[START OF Document]

Pix #1 - This photo (no.1) is just part of a larger one, showing some of the women who worked at Jackson Underwear Co., in 1913. The factory was at the corner of East North and Potter streets. The background of the photo shows existing buildings at that time from Main eastward. See more details in article. The rest of the photo will be printed in following articles.

Pix #2 - An up-to-date picutre of the corner at Main and North, where Cadwallader buildings stood in the early part of this century. See article for details.

Pix #3 - An up-to-date picture of East North showing the same area today, as compared with that in the background of photo No.1.

Authors Note: Today's article starts the first in a series about East North Street...a continuation of the recent series of the western end of that street. The series will provide old as well as current photos.

Old photos with today's article will either sharpen or restore memories of the first block of East North Street on the north side for older readers... and will help young readers to see that area as it was "back then".

The top portion of the large photo No.1 at the top of the page shows how the north side of the street at the corner of Main looked in earlier days.

The north side buildings were owned by the Cadwallader family. They provided space for commercial establishments and living quarters on second floors. They served their era, but deterioted and were demolished.


After demolition of those buildings a filling-station, owned by C.J. Stahl, occupied the corner site until was demilished in 1983.

Photo No.2 shows that corner today, currently being used as a parking lot, and now for sale as a prospective site for a commercial or professional building.

Photo No.3 shows another current photo of that area. The Sprinkling Can... a flower, gift and craft shop, conducted by Norine Sacksteder, has occupied the west portion of the ground floor of the building for nine years.

The building has been owned by attorney Lester Huth since October 1964, and he occupies the rest of the groundfloor of his offices. The top floor has a residential apartment, and the rest of is the office of attorney Paul W. Allison.

Since Huth purchased the building from Bert Azzar, it has been remodeled, including heighteneing of the structure.


The arrow, superimposed on the old photo at the top of the page shows the original building in Photo No.3 now owned by Huth. It was in that building that Alva R. Weaks established a grocery in 1909 and continued his business there for approximately 43 years. The house next to it was the Littrell residence, and at one time the Bertha Wickerd Music Store.

Leora, Weaks Miller, the Weaks' only child was the last family survivor, dying in 1979.

[END OF Document]

## [Requirements]
#1 Answer these questions from the article about East North Street:
(a) At which corner was the Jackson Underwear Co. factory located?
(b) Since what month and year has attorney Lester Huth owned the building?
(c) In what year did Alva R. Weaks establish his grocery?
#2 Arrange the listing lines as a Markdown table with the columns Row and Listing line, starting at the beginning of the listing and going on through the line containing "performance-icon: [565, 54, 595, 82]". Leave out blank lines.

[START OF Listed entries]

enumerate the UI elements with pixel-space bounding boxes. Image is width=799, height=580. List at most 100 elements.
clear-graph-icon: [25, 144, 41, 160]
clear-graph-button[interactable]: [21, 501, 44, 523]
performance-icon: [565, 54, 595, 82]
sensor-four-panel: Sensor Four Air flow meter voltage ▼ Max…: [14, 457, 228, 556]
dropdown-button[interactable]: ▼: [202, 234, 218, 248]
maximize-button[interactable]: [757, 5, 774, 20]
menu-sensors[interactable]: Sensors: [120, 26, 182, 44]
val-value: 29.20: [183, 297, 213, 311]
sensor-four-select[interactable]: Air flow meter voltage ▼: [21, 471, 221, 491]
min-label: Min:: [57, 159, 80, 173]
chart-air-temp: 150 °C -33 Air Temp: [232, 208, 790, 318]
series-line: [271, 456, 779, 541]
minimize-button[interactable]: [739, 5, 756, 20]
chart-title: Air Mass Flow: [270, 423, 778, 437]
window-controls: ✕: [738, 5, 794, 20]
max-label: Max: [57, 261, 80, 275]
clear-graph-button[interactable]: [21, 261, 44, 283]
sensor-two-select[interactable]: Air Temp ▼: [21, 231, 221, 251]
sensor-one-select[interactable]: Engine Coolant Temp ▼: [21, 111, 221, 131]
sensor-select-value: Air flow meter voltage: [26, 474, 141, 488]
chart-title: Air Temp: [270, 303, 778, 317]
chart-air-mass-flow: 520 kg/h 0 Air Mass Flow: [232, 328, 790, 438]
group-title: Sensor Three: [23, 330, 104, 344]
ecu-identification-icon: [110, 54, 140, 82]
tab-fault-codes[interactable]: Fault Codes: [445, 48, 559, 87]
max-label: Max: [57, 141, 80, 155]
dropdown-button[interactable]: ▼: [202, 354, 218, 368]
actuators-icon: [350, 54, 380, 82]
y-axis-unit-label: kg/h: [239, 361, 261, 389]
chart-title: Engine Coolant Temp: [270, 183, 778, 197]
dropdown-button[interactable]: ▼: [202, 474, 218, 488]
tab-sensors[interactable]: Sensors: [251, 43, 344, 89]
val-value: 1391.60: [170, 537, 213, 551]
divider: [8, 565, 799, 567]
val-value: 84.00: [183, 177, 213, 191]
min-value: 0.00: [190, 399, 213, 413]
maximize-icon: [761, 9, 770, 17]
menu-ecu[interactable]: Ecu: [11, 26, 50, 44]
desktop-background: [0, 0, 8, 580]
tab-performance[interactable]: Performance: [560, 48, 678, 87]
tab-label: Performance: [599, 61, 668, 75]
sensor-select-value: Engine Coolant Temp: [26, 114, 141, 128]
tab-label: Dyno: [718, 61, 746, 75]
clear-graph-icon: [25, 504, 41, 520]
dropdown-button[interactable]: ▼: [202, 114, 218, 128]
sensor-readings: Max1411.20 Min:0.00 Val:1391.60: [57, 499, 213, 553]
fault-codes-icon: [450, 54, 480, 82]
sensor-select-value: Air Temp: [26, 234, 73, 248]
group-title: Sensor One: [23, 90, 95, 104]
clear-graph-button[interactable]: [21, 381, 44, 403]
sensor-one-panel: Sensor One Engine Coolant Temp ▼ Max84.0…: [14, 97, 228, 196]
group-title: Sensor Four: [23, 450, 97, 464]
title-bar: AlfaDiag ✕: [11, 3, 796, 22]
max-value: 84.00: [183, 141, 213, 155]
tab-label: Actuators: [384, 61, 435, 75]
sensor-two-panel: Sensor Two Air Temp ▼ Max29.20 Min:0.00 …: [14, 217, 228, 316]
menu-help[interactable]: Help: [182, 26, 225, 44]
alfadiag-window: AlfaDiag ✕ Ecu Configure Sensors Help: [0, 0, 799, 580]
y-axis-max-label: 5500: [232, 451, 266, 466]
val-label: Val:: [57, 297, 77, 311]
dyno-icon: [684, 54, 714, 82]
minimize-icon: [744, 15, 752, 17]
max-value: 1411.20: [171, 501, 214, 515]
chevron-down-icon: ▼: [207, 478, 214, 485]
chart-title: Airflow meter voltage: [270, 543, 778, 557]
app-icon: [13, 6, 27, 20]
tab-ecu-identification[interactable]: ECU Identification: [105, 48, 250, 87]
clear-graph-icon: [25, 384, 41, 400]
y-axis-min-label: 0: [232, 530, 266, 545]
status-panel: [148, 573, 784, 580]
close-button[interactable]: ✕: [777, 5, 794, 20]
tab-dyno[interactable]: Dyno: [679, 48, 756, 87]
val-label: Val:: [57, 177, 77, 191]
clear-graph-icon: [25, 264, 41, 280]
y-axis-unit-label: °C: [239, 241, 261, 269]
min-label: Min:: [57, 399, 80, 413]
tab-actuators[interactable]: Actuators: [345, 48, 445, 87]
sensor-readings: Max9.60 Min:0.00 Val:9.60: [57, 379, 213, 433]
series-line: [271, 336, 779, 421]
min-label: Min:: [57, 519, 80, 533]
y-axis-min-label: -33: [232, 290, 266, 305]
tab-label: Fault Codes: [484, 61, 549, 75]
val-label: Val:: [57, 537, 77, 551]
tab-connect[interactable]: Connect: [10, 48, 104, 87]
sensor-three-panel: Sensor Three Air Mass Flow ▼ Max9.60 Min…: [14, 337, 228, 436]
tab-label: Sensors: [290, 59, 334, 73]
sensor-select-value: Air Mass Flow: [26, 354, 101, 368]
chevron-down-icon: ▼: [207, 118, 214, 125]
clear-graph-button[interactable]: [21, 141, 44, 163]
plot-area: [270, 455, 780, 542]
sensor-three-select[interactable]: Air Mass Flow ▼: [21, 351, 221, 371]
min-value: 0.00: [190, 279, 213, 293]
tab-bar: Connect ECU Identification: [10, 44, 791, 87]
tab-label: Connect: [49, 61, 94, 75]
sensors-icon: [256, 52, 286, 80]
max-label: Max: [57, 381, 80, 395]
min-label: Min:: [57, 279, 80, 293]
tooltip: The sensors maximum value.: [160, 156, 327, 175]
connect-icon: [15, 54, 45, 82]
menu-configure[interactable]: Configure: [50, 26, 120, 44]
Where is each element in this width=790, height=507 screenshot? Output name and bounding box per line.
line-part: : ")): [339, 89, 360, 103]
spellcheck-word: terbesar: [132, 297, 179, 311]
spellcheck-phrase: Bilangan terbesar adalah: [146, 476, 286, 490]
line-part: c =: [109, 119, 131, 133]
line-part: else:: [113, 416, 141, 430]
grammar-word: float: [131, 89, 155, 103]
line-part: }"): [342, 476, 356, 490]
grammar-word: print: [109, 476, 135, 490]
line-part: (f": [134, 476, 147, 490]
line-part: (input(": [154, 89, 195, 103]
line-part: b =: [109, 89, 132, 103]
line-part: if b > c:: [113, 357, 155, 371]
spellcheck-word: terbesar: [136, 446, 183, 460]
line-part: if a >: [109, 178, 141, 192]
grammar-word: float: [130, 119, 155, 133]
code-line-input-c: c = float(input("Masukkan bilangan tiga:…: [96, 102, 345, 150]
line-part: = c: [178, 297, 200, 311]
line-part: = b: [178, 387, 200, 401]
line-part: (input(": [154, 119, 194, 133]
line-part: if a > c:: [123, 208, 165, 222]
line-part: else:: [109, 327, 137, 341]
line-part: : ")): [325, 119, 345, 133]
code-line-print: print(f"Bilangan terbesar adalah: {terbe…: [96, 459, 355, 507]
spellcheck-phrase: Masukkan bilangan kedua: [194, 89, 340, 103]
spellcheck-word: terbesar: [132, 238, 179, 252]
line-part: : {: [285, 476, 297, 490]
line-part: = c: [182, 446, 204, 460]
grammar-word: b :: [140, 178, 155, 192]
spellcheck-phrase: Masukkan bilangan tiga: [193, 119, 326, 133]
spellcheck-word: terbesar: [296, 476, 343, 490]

[END OF Listed entries]

## [Task-by-task solutions]
#1
(a) At the corner of East North and Potter streets.
(b) October 1964.
(c) 1909.

#2
| Row | Listing line |
|---|---|
| 1 | enumerate the UI elements with pixel-space bounding boxes. Image is width=799, height=580. List at most 100 elements. |
| 2 | clear-graph-icon: [25, 144, 41, 160] |
| 3 | clear-graph-button[interactable]: [21, 501, 44, 523] |
| 4 | performance-icon: [565, 54, 595, 82] |